* What the task asks *
Select and reproduce each line of the listing below that bears the string "besar".

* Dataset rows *
⟨
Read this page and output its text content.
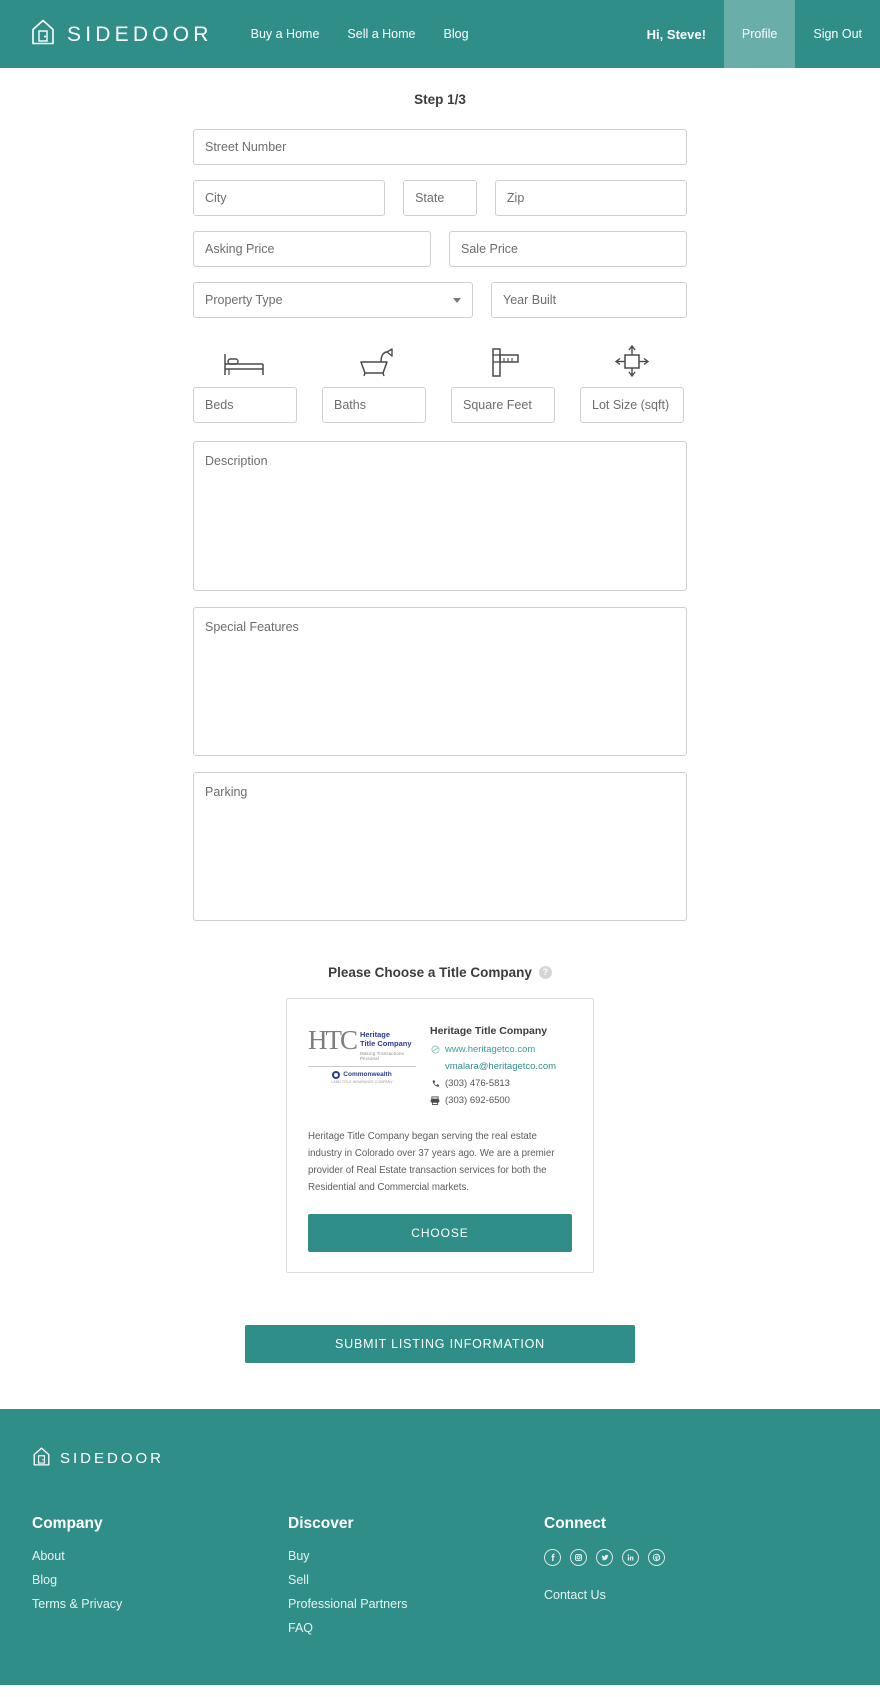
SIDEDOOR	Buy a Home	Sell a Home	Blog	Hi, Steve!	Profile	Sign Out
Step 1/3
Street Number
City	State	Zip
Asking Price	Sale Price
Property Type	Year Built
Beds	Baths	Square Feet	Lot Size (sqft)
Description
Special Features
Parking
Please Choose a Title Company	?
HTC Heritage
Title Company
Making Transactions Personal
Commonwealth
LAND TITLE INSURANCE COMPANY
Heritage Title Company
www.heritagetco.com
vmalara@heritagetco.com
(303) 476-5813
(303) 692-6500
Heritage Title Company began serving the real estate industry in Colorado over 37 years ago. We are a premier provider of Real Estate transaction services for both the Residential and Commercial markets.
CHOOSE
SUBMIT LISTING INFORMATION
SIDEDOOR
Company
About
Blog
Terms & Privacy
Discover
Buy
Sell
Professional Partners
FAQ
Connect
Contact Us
⟩
⟨
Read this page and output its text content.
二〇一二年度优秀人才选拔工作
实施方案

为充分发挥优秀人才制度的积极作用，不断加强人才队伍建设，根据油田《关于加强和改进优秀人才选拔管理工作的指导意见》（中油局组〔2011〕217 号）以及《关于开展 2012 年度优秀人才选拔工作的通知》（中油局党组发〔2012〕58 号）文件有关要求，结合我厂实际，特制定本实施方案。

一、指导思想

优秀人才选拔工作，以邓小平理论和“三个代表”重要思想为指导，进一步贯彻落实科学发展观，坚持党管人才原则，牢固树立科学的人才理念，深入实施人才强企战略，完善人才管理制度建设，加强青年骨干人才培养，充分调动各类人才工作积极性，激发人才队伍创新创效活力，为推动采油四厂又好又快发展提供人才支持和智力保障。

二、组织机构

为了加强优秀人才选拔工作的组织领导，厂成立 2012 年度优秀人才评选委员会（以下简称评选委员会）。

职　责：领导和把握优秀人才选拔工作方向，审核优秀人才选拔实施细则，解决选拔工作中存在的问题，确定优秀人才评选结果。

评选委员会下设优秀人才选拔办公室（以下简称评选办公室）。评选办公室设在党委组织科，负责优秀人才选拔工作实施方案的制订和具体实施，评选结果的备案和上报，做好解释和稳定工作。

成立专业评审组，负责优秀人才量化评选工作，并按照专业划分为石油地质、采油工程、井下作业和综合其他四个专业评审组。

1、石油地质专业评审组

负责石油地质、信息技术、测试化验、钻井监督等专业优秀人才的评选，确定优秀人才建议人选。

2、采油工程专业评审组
⟩
⟨
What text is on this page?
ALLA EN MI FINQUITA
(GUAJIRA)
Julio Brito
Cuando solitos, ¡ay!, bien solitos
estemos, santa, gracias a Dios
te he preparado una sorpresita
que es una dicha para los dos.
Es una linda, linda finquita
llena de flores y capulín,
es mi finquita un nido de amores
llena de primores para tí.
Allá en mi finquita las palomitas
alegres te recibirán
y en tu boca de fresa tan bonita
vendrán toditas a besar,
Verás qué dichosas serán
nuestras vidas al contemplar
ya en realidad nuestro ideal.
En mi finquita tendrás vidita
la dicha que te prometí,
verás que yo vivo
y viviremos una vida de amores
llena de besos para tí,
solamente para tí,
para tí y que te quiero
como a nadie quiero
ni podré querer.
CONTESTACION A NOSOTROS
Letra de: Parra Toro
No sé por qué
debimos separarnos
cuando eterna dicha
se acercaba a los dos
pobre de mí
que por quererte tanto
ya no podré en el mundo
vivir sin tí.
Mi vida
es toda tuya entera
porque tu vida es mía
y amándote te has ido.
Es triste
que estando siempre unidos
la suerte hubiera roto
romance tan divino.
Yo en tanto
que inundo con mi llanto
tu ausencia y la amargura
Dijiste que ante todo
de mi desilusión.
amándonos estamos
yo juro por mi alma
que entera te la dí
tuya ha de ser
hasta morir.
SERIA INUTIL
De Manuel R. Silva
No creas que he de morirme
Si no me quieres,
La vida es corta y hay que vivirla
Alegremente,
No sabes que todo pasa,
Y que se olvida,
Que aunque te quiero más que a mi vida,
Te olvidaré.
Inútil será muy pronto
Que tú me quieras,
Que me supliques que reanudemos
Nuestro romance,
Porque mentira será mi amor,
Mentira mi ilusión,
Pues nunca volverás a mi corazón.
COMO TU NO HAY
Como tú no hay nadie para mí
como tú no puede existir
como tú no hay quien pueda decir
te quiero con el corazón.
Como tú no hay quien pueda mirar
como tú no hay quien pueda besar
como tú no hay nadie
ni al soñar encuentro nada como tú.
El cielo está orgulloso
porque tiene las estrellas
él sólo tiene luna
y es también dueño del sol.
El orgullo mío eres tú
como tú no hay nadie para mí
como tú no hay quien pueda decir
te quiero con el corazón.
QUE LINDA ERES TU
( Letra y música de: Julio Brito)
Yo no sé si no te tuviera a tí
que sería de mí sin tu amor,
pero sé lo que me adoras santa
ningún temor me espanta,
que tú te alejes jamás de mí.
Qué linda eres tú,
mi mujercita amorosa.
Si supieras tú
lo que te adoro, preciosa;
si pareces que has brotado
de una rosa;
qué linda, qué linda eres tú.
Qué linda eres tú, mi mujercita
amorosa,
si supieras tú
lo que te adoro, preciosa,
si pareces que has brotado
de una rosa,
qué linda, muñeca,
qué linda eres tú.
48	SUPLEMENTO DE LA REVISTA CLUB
⟩
* Answer to the exercise *
vendrán toditas a besar,
como tú no hay quien pueda besar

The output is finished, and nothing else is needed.